> **Short task**
Write each line out exactly, leaving none out.

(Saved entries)
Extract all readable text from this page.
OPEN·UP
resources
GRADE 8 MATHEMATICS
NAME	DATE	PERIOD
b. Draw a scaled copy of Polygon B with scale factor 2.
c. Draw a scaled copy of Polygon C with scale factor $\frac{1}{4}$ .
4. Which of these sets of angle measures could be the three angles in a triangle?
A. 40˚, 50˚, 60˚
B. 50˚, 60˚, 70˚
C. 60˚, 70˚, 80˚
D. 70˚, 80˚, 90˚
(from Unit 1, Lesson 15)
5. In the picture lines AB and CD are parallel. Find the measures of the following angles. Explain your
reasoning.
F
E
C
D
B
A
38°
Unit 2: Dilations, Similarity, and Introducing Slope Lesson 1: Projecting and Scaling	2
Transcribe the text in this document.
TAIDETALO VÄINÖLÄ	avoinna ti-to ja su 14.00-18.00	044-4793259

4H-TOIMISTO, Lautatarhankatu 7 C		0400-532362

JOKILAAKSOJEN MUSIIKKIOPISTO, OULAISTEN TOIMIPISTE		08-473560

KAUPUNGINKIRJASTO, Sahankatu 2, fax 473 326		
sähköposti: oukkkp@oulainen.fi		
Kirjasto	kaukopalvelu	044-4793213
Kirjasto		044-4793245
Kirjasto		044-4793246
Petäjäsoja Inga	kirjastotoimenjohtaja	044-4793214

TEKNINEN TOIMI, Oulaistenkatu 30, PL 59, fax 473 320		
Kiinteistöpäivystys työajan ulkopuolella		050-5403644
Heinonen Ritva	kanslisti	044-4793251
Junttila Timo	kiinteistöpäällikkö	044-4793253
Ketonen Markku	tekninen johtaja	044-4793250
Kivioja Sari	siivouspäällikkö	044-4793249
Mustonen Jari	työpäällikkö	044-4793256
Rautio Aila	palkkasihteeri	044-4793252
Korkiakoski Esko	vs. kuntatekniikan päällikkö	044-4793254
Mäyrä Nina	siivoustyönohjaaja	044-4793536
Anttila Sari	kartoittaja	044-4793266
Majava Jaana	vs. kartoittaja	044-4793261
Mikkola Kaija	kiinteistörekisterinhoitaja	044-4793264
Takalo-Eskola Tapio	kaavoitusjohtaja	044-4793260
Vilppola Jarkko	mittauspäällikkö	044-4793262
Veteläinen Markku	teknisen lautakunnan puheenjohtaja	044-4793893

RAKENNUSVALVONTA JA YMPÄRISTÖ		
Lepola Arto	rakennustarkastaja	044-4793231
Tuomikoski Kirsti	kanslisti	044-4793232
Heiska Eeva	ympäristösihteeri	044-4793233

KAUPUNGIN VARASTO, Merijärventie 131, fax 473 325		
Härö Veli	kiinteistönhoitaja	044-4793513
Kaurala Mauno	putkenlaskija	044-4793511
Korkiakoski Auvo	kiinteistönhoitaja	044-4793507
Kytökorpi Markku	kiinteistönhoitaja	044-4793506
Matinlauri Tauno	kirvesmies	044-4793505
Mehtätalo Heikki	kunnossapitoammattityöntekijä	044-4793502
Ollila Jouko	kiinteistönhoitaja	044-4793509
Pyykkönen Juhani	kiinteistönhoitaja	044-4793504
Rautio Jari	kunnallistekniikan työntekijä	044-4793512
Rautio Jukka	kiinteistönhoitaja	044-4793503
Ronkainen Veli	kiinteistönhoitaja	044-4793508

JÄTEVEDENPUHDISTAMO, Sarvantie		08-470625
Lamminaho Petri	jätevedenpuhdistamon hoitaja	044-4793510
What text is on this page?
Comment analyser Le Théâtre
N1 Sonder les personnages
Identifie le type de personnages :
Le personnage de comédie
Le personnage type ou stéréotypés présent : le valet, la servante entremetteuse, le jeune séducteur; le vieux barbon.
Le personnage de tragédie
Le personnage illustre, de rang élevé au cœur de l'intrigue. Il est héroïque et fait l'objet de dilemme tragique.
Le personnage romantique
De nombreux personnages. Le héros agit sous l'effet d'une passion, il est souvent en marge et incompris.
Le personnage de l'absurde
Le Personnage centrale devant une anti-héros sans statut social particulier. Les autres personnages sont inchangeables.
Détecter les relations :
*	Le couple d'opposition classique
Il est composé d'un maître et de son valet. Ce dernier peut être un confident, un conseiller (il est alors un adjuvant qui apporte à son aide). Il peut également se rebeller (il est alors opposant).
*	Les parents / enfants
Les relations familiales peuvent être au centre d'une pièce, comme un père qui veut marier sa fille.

> **The response**
Extract all readable text from this page.
OPEN·UP
resources
GRADE 8 MATHEMATICS
NAME	DATE	PERIOD
b. Draw a scaled copy of Polygon B with scale factor 2.
c. Draw a scaled copy of Polygon C with scale factor $\frac{1}{4}$ .
4. Which of these sets of angle measures could be the three angles in a triangle?
A. 40˚, 50˚, 60˚
B. 50˚, 60˚, 70˚
C. 60˚, 70˚, 80˚
D. 70˚, 80˚, 90˚
(from Unit 1, Lesson 15)
5. In the picture lines AB and CD are parallel. Find the measures of the following angles. Explain your
reasoning.
F
E
C
D
B
A
38°
Unit 2: Dilations, Similarity, and Introducing Slope Lesson 1: Projecting and Scaling	2
Transcribe the text in this document.
TAIDETALO VÄINÖLÄ	avoinna ti-to ja su 14.00-18.00	044-4793259

4H-TOIMISTO, Lautatarhankatu 7 C		0400-532362

JOKILAAKSOJEN MUSIIKKIOPISTO, OULAISTEN TOIMIPISTE		08-473560

KAUPUNGINKIRJASTO, Sahankatu 2, fax 473 326		
sähköposti: oukkkp@oulainen.fi		
Kirjasto	kaukopalvelu	044-4793213
Kirjasto		044-4793245
Kirjasto		044-4793246
Petäjäsoja Inga	kirjastotoimenjohtaja	044-4793214

TEKNINEN TOIMI, Oulaistenkatu 30, PL 59, fax 473 320		
Kiinteistöpäivystys työajan ulkopuolella		050-5403644
Heinonen Ritva	kanslisti	044-4793251
Junttila Timo	kiinteistöpäällikkö	044-4793253
Ketonen Markku	tekninen johtaja	044-4793250
Kivioja Sari	siivouspäällikkö	044-4793249
Mustonen Jari	työpäällikkö	044-4793256
Rautio Aila	palkkasihteeri	044-4793252
Korkiakoski Esko	vs. kuntatekniikan päällikkö	044-4793254
Mäyrä Nina	siivoustyönohjaaja	044-4793536
Anttila Sari	kartoittaja	044-4793266
Majava Jaana	vs. kartoittaja	044-4793261
Mikkola Kaija	kiinteistörekisterinhoitaja	044-4793264
Takalo-Eskola Tapio	kaavoitusjohtaja	044-4793260
Vilppola Jarkko	mittauspäällikkö	044-4793262
Veteläinen Markku	teknisen lautakunnan puheenjohtaja	044-4793893

RAKENNUSVALVONTA JA YMPÄRISTÖ		
Lepola Arto	rakennustarkastaja	044-4793231
Tuomikoski Kirsti	kanslisti	044-4793232
Heiska Eeva	ympäristösihteeri	044-4793233

KAUPUNGIN VARASTO, Merijärventie 131, fax 473 325		
Härö Veli	kiinteistönhoitaja	044-4793513
Kaurala Mauno	putkenlaskija	044-4793511
Korkiakoski Auvo	kiinteistönhoitaja	044-4793507
Kytökorpi Markku	kiinteistönhoitaja	044-4793506
Matinlauri Tauno	kirvesmies	044-4793505
Mehtätalo Heikki	kunnossapitoammattityöntekijä	044-4793502
Ollila Jouko	kiinteistönhoitaja	044-4793509
Pyykkönen Juhani	kiinteistönhoitaja	044-4793504
Rautio Jari	kunnallistekniikan työntekijä	044-4793512
Rautio Jukka	kiinteistönhoitaja	044-4793503
Ronkainen Veli	kiinteistönhoitaja	044-4793508

JÄTEVEDENPUHDISTAMO, Sarvantie		08-470625
Lamminaho Petri	jätevedenpuhdistamon hoitaja	044-4793510
What text is on this page?
Comment analyser Le Théâtre
N1 Sonder les personnages
Identifie le type de personnages :
Le personnage de comédie
Le personnage type ou stéréotypés présent : le valet, la servante entremetteuse, le jeune séducteur; le vieux barbon.
Le personnage de tragédie
Le personnage illustre, de rang élevé au cœur de l'intrigue. Il est héroïque et fait l'objet de dilemme tragique.
Le personnage romantique
De nombreux personnages. Le héros agit sous l'effet d'une passion, il est souvent en marge et incompris.
Le personnage de l'absurde
Le Personnage centrale devant une anti-héros sans statut social particulier. Les autres personnages sont inchangeables.
Détecter les relations :
*	Le couple d'opposition classique
Il est composé d'un maître et de son valet. Ce dernier peut être un confident, un conseiller (il est alors un adjuvant qui apporte à son aide). Il peut également se rebeller (il est alors opposant).
*	Les parents / enfants
Les relations familiales peuvent être au centre d'une pièce, comme un père qui veut marier sa fille.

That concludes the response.